[START OF Available records]
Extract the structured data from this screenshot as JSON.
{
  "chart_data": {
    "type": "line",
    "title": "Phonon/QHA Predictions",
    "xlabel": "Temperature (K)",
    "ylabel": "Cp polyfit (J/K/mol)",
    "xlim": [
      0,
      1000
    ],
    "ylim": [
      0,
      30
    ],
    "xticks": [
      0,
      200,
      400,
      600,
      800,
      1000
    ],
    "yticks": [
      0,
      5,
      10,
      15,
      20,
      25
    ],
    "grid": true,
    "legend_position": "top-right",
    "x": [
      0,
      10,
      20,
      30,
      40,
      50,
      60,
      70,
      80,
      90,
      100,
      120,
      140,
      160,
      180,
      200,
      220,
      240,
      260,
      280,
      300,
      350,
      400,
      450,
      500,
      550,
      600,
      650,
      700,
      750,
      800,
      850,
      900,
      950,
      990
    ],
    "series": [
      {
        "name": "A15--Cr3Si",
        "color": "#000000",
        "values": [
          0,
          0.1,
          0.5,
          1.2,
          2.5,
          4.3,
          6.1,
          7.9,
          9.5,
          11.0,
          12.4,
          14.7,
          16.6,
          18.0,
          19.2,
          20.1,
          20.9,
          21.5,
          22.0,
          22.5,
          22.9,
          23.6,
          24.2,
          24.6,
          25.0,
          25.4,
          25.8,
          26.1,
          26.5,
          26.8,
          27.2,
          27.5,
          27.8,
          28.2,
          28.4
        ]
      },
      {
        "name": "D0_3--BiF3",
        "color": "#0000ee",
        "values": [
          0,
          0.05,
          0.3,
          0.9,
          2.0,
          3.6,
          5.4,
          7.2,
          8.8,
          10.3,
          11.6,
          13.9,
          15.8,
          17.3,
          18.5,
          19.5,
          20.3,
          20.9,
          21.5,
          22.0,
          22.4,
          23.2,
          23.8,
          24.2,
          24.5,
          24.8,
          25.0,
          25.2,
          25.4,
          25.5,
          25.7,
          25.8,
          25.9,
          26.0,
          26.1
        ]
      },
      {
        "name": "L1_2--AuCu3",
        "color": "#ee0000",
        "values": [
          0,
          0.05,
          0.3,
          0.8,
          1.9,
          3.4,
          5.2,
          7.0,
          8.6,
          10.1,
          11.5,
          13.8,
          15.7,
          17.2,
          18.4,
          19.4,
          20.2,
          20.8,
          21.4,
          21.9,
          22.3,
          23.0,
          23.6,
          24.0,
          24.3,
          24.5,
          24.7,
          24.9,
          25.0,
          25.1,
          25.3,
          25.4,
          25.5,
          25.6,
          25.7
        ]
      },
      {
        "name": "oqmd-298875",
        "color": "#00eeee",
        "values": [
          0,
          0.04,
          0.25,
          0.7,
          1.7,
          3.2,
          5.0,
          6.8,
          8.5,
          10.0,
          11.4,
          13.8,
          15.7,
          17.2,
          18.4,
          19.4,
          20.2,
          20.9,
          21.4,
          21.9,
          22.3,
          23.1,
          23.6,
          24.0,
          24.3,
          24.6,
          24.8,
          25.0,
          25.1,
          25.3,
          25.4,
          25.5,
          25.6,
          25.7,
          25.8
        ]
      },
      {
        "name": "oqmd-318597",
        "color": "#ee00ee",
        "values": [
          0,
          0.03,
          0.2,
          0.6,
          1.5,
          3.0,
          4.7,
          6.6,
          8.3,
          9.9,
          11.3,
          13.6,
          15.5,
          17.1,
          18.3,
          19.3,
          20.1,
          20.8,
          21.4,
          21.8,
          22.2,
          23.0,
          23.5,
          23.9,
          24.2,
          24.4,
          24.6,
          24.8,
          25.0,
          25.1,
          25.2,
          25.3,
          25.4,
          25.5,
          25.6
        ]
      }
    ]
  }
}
[END OF Available records]
Copy out every line from the data above that has "color" in it.

* Complete answer
        "color": "#000000",
        "color": "#0000ee",
        "color": "#ee0000",
        "color": "#00eeee",
        "color": "#ee00ee",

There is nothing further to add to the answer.